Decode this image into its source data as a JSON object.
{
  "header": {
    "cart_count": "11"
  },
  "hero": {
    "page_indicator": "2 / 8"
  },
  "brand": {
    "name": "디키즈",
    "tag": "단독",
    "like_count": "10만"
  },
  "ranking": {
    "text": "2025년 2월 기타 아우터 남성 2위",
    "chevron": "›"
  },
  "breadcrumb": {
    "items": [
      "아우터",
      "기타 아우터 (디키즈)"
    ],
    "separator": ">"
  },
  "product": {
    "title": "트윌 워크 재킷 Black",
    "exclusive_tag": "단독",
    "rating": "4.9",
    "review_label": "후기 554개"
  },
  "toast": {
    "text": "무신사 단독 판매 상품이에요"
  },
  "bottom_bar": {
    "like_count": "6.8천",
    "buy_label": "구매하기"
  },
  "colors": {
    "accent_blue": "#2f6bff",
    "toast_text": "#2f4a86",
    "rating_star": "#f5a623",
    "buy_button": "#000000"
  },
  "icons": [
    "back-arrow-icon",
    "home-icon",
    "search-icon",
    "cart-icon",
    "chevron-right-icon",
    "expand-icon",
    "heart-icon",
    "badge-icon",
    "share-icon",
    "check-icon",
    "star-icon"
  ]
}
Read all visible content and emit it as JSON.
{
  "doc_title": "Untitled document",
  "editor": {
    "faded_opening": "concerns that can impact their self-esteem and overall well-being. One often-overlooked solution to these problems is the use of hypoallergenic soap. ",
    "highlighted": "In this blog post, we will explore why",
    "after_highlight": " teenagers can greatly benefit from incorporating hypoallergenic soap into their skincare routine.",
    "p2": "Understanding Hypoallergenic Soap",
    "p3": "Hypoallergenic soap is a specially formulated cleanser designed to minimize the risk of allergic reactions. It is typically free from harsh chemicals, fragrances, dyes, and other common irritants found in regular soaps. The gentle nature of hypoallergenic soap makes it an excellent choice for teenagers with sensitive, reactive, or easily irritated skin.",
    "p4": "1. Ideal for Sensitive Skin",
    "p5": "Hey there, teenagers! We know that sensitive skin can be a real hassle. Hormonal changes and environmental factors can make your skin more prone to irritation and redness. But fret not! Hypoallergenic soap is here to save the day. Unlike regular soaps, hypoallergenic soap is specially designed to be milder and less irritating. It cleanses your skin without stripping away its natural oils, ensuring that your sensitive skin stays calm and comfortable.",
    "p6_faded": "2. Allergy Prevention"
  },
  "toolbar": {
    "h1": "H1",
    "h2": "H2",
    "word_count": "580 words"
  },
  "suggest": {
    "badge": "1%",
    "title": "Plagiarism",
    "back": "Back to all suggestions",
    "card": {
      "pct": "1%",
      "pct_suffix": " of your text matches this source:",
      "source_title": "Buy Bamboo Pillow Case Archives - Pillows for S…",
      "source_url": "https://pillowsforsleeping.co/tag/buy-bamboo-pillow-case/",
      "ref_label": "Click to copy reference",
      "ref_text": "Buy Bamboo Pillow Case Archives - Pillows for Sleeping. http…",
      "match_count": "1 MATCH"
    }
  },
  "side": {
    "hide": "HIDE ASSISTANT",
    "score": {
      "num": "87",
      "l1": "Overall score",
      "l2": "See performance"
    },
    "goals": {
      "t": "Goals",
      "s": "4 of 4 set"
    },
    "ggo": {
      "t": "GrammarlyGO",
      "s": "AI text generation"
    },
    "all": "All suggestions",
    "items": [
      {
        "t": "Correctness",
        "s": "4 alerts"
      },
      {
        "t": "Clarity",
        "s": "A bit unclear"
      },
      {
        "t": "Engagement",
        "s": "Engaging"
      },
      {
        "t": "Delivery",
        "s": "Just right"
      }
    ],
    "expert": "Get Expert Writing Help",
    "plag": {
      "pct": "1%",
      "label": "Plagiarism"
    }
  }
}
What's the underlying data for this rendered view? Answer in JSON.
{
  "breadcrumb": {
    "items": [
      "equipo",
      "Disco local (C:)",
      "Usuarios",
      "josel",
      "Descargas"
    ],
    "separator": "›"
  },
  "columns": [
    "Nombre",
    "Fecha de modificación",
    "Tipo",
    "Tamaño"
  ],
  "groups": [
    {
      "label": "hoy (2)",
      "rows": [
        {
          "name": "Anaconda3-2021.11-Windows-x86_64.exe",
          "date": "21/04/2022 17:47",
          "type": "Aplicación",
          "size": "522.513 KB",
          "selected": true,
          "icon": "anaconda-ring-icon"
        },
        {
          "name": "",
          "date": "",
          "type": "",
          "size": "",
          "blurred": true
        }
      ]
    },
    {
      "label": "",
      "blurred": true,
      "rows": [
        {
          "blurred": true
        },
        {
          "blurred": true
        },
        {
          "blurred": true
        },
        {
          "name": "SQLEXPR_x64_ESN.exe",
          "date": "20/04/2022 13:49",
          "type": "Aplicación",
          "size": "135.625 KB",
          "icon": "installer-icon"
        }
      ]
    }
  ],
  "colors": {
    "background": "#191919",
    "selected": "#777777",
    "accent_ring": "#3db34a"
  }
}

= = = = = = =

Problem: Find every line that holds "this" and copy it.

Exercise answer:
Decode this image into its source data as a JSON object.
    "highlighted": "In this blog post, we will explore why",
      "pct_suffix": " of your text matches this source:",
What's the underlying data for this rendered view? Answer in JSON.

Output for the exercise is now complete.